EXERCISE:
Copy out each line featuring the string "Copyright" from the entries beneath.
____ EXERCISE MATERIALS
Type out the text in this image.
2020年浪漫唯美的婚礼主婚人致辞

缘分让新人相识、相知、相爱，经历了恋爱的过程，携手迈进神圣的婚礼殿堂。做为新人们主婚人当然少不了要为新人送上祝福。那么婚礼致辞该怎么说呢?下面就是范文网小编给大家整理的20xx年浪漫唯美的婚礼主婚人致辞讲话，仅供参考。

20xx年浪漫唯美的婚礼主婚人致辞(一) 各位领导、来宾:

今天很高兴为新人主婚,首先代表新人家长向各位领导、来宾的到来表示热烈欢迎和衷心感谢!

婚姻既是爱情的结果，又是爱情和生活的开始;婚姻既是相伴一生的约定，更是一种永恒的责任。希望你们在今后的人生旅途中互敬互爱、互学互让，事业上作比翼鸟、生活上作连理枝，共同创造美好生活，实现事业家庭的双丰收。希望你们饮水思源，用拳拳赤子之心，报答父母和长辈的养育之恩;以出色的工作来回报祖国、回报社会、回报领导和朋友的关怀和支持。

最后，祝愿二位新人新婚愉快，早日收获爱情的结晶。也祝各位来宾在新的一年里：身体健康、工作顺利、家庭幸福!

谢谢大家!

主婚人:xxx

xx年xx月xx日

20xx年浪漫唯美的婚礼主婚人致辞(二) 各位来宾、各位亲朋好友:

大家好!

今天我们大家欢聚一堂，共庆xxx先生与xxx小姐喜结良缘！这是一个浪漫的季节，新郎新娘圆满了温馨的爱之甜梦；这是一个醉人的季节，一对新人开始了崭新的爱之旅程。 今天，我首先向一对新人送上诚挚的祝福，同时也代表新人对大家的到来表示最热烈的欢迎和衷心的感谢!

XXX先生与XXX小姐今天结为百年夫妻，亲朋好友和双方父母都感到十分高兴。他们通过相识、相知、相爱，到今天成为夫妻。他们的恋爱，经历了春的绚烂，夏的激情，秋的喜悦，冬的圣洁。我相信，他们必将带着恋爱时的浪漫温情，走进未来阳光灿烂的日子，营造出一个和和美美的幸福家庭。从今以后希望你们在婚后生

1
________
____ EXERCISE MATERIALS
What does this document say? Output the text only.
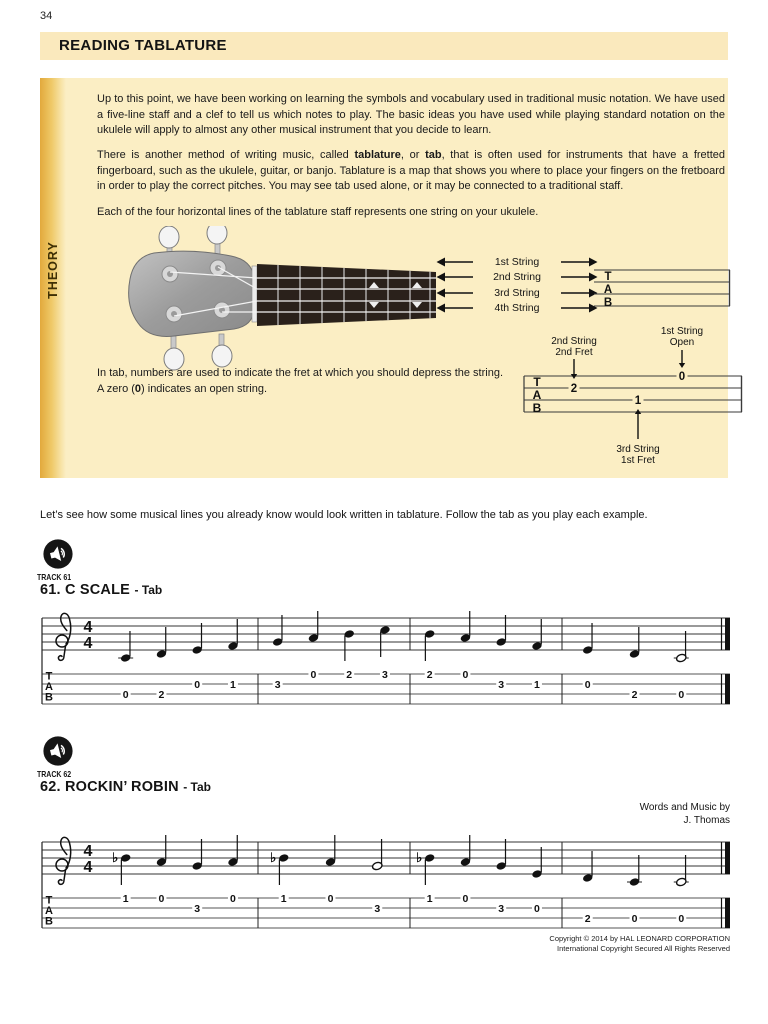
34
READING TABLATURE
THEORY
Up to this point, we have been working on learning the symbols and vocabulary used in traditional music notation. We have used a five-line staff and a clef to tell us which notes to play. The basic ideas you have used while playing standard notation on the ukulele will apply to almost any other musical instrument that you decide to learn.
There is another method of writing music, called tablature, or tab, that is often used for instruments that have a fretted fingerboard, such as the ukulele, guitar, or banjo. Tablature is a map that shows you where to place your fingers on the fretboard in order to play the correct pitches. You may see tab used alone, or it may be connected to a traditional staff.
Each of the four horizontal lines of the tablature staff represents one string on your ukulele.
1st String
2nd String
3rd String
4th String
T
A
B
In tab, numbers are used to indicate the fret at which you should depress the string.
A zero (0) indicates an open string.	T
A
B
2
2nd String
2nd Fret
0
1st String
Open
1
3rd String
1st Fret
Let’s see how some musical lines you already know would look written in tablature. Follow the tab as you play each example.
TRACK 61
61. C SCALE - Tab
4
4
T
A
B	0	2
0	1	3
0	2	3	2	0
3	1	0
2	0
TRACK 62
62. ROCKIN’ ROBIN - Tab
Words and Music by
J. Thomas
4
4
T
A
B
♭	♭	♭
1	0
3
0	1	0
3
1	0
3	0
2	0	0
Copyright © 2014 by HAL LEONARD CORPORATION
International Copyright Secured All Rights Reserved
________
RESULT FOR THIS EXERCISE:
Copyright © 2014 by HAL LEONARD CORPORATION
International Copyright Secured All Rights Reserved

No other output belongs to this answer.